Exercise requirements:
Give only the number of lines in the records that include the string "this".

____________

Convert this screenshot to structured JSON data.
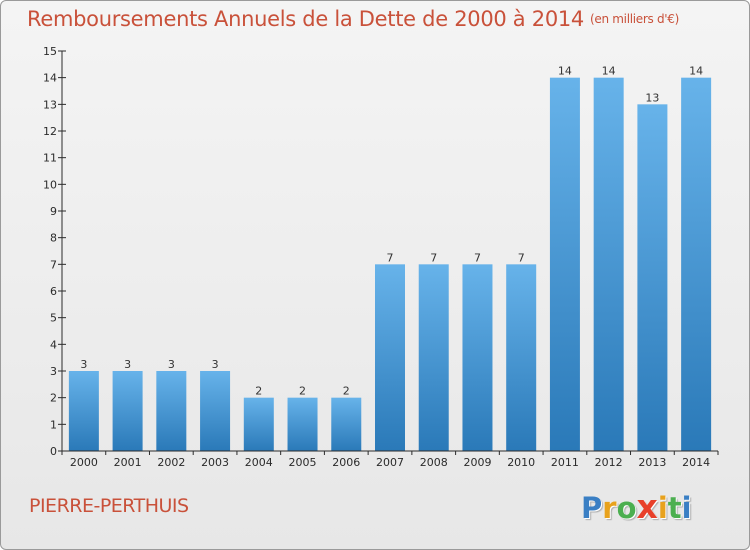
{
  "title": "Remboursements Annuels de la Dette de 2000 à 2014",
  "unit": "(en milliers d'€)",
  "commune": "PIERRE-PERTHUIS",
  "logo": {
    "letters": [
      "P",
      "r",
      "o",
      "x",
      "i",
      "t",
      "i"
    ],
    "colors": [
      "#3a7fc4",
      "#e8a21d",
      "#4caf50",
      "#e8402a",
      "#e8a21d",
      "#4caf50",
      "#3a7fc4"
    ]
  },
  "colors": {
    "bar_light": "#67b3ea",
    "bar_dark": "#2a79b8",
    "title": "#c9513a",
    "axis": "#2b2b2b"
  },
  "chart_data": {
    "type": "bar",
    "title": "Remboursements Annuels de la Dette de 2000 à 2014",
    "xlabel": "",
    "ylabel": "(en milliers d'€)",
    "ylim": [
      0,
      15
    ],
    "yticks": [
      0,
      1,
      2,
      3,
      4,
      5,
      6,
      7,
      8,
      9,
      10,
      11,
      12,
      13,
      14,
      15
    ],
    "grid": false,
    "categories": [
      "2000",
      "2001",
      "2002",
      "2003",
      "2004",
      "2005",
      "2006",
      "2007",
      "2008",
      "2009",
      "2010",
      "2011",
      "2012",
      "2013",
      "2014"
    ],
    "values": [
      3,
      3,
      3,
      3,
      2,
      2,
      2,
      7,
      7,
      7,
      7,
      14,
      14,
      13,
      14
    ]
  }
}
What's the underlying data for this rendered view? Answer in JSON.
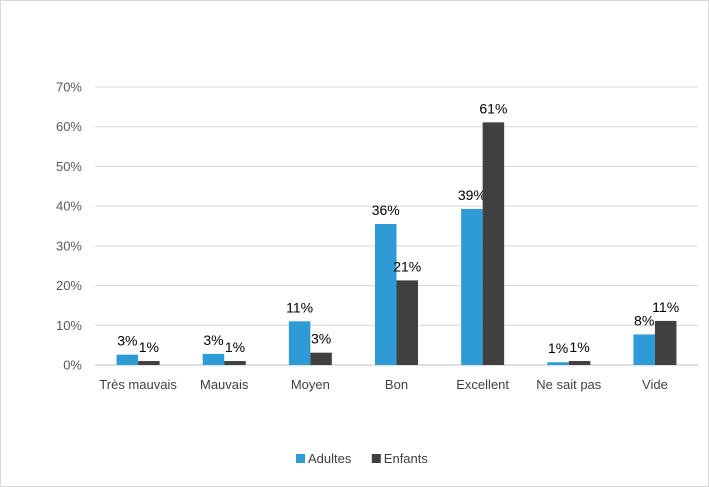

____________

Finished answer:
2